■ **What to produce**:
Could you quote, exactly as they stand, the lines running from the one with "Read out every word on this page." to the final line of the material?

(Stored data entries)
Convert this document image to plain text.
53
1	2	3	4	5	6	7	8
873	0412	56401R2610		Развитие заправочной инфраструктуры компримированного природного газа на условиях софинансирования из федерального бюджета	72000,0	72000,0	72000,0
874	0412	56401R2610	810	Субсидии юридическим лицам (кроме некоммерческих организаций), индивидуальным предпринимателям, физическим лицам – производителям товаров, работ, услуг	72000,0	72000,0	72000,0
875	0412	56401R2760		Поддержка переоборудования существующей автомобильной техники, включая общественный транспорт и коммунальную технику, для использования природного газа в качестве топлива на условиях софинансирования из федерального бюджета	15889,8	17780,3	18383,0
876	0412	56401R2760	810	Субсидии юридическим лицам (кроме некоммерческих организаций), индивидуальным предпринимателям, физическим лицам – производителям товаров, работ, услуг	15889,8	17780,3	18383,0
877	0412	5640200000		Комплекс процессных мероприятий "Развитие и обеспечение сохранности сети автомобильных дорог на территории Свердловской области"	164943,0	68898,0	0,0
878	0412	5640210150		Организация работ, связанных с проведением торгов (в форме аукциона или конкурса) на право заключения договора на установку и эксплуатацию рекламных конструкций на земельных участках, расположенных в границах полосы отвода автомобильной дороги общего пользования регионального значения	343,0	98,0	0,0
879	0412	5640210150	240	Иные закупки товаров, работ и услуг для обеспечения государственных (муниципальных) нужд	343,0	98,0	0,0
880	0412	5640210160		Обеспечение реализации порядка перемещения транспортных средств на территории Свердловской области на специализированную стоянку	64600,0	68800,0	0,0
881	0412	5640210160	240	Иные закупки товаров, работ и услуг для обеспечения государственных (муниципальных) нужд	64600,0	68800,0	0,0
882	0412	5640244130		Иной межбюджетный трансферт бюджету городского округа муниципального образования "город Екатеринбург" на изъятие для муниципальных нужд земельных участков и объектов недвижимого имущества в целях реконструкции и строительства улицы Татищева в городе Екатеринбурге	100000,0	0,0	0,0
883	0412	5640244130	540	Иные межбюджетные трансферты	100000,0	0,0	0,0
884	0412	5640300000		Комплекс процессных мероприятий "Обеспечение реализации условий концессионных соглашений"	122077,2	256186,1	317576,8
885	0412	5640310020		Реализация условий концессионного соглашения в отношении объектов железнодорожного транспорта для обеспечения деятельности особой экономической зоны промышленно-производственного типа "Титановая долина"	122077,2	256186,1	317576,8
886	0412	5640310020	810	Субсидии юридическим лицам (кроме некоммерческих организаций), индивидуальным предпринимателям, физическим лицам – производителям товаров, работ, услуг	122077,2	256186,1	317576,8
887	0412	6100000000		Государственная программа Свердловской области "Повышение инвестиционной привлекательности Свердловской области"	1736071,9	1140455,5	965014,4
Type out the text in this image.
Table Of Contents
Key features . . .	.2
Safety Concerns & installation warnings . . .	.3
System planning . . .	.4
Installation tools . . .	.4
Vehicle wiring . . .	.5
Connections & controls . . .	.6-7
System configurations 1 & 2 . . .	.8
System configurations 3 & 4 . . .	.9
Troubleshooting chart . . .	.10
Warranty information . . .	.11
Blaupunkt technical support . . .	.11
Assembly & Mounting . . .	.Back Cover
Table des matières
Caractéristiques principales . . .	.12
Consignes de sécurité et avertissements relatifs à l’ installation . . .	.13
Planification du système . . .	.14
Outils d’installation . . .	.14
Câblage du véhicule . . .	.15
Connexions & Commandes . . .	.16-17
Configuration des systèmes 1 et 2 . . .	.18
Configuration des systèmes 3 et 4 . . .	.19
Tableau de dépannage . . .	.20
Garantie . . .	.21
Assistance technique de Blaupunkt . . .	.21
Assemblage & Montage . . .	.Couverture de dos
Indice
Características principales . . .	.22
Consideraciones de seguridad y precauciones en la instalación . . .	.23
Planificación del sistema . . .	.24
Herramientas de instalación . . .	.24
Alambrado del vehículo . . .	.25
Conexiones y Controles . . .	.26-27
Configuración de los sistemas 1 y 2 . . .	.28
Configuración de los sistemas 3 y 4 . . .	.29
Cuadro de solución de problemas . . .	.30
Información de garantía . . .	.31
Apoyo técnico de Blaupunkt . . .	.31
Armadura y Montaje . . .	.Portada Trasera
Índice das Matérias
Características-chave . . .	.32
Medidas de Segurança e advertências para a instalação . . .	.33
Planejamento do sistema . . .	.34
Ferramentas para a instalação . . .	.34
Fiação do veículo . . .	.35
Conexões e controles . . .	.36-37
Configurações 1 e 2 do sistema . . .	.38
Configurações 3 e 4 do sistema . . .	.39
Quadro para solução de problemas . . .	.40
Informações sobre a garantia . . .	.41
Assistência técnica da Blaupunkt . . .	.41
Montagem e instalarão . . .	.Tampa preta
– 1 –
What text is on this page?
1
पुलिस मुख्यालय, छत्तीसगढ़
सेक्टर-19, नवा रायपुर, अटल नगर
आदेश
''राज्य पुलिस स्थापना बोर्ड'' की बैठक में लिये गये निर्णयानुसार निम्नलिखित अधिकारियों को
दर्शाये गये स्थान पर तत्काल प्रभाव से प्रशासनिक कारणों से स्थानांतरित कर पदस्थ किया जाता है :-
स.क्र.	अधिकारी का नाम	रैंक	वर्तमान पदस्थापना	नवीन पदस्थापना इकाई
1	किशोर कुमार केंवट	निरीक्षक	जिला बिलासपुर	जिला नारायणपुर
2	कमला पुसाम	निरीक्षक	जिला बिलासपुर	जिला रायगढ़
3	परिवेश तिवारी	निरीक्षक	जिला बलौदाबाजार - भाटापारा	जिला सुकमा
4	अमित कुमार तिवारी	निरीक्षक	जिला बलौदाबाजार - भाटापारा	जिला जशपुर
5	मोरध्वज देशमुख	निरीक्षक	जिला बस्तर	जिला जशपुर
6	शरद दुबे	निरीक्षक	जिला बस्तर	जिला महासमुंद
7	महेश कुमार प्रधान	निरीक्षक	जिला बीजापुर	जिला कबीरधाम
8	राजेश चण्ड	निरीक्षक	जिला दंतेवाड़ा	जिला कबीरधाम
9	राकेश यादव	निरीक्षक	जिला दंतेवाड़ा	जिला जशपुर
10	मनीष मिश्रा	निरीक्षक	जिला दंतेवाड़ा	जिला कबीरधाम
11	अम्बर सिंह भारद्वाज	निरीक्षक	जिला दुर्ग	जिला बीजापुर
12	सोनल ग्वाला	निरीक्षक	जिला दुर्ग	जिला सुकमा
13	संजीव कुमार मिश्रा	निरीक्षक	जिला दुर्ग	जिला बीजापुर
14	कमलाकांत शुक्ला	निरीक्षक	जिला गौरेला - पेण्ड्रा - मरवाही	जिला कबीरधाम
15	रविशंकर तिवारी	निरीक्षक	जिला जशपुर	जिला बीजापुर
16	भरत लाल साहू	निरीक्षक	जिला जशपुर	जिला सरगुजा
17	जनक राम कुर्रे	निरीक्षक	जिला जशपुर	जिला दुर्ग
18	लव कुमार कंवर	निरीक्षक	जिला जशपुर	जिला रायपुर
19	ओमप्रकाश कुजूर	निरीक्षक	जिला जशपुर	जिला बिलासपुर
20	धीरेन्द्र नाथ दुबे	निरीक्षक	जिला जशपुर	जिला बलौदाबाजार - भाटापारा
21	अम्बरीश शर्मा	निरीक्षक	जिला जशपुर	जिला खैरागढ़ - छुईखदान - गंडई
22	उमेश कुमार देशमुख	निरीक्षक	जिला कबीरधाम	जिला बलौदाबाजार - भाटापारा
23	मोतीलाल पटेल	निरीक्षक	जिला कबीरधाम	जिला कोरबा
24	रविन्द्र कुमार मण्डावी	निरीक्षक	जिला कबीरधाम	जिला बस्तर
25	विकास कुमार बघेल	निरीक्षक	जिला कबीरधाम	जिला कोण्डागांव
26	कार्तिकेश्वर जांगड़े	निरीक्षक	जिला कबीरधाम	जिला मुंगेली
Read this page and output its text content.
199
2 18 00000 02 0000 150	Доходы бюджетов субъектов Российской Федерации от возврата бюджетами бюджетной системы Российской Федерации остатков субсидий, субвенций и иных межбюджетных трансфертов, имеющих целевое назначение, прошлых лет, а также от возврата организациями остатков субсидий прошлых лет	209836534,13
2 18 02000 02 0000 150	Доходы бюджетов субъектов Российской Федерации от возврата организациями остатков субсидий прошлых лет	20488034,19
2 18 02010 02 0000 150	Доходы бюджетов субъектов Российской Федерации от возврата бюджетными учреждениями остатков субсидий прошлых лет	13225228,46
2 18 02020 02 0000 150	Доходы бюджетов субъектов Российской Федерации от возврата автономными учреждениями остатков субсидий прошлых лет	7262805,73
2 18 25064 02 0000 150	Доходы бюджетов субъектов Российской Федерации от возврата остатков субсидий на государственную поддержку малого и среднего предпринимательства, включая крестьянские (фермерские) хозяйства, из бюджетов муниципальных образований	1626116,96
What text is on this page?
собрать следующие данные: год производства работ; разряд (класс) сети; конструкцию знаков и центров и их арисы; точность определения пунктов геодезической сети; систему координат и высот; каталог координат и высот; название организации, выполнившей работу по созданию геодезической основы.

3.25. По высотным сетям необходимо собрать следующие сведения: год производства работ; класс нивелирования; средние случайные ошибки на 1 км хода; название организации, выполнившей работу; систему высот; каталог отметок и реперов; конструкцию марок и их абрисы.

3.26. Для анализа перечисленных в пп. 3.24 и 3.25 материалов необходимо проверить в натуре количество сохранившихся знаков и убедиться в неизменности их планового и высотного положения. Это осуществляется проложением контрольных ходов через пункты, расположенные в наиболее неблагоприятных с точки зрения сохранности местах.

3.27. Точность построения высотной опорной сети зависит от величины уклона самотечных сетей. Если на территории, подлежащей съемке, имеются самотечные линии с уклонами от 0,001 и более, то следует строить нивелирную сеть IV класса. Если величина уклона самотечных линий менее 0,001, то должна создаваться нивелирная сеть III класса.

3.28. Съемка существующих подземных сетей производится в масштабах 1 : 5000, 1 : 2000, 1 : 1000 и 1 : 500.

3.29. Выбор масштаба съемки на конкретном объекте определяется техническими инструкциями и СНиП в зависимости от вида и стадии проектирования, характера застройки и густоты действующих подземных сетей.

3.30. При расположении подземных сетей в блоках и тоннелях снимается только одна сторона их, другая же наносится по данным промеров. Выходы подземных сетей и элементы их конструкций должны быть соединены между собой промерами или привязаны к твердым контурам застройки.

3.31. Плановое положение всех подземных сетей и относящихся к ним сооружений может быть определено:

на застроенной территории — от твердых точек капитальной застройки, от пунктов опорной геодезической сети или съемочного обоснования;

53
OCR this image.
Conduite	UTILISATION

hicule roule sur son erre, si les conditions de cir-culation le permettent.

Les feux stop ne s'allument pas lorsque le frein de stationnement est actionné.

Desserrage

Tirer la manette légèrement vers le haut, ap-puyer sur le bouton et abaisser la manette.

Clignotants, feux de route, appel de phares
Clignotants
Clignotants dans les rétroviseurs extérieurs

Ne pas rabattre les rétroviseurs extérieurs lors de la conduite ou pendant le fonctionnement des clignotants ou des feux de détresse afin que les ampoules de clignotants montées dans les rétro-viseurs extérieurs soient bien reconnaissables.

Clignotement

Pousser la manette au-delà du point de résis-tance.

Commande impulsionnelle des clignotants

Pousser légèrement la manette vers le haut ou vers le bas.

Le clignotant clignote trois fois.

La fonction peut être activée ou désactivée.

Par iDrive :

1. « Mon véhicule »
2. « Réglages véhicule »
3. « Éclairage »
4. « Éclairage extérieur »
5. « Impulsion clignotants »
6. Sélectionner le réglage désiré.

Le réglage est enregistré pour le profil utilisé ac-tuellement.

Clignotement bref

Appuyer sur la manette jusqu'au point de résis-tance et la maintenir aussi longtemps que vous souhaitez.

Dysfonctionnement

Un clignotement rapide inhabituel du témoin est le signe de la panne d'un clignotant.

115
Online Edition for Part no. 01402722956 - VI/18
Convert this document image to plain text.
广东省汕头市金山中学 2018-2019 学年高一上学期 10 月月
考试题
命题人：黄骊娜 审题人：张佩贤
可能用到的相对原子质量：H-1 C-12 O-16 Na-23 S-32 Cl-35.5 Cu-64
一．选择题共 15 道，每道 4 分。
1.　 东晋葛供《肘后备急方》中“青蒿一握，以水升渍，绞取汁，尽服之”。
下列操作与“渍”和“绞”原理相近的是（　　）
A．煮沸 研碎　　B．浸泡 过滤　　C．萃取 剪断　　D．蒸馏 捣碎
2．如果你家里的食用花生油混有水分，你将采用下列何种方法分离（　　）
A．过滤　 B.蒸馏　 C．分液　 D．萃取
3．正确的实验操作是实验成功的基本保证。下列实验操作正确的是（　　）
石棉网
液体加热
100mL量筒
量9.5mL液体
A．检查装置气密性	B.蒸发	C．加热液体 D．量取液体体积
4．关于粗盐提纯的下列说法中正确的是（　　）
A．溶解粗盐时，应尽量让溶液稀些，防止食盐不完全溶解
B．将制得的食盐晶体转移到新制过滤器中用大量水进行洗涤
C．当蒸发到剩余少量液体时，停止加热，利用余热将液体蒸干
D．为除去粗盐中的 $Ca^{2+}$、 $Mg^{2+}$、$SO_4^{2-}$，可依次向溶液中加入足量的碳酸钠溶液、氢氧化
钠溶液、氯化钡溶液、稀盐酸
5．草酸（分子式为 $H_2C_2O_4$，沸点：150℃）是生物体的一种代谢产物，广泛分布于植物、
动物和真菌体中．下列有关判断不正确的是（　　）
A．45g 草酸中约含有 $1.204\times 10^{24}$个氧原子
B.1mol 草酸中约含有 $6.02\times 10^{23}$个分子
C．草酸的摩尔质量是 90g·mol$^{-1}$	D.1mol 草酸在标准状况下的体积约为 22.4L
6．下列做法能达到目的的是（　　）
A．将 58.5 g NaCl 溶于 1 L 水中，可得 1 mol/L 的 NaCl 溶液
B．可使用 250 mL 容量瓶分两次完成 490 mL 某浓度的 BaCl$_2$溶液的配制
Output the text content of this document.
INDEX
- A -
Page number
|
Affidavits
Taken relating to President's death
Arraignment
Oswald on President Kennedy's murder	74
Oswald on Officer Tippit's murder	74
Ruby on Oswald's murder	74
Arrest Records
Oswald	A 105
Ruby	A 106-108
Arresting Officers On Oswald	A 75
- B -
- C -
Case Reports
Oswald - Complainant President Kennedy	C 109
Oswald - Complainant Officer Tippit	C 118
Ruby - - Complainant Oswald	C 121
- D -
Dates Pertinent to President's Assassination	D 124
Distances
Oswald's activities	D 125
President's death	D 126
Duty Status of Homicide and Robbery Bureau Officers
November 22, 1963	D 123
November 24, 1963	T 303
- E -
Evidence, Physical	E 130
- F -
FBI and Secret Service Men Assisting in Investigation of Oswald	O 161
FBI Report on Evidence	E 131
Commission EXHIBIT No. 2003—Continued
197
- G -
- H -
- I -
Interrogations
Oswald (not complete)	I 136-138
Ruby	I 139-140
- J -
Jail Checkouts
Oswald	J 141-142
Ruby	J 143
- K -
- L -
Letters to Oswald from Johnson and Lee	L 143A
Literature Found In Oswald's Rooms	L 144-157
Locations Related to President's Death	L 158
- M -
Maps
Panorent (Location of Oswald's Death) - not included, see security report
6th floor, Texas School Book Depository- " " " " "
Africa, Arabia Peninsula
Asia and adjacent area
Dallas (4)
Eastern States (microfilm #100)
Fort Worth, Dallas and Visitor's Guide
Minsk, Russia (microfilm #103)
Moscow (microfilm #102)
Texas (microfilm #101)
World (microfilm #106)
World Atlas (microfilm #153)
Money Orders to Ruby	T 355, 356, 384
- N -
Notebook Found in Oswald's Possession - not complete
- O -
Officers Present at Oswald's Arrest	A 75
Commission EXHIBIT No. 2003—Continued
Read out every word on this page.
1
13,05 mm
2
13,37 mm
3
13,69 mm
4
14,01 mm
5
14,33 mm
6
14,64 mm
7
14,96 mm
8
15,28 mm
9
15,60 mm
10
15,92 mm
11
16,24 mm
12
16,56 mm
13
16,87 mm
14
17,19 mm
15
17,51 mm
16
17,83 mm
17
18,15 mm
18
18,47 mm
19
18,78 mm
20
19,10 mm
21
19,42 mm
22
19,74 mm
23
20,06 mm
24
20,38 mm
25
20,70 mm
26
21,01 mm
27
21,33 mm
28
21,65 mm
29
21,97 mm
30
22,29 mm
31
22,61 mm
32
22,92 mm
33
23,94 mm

■ **Reply**:
Read out every word on this page.
1
13,05 mm
2
13,37 mm
3
13,69 mm
4
14,01 mm
5
14,33 mm
6
14,64 mm
7
14,96 mm
8
15,28 mm
9
15,60 mm
10
15,92 mm
11
16,24 mm
12
16,56 mm
13
16,87 mm
14
17,19 mm
15
17,51 mm
16
17,83 mm
17
18,15 mm
18
18,47 mm
19
18,78 mm
20
19,10 mm
21
19,42 mm
22
19,74 mm
23
20,06 mm
24
20,38 mm
25
20,70 mm
26
21,01 mm
27
21,33 mm
28
21,65 mm
29
21,97 mm
30
22,29 mm
31
22,61 mm
32
22,92 mm
33
23,94 mm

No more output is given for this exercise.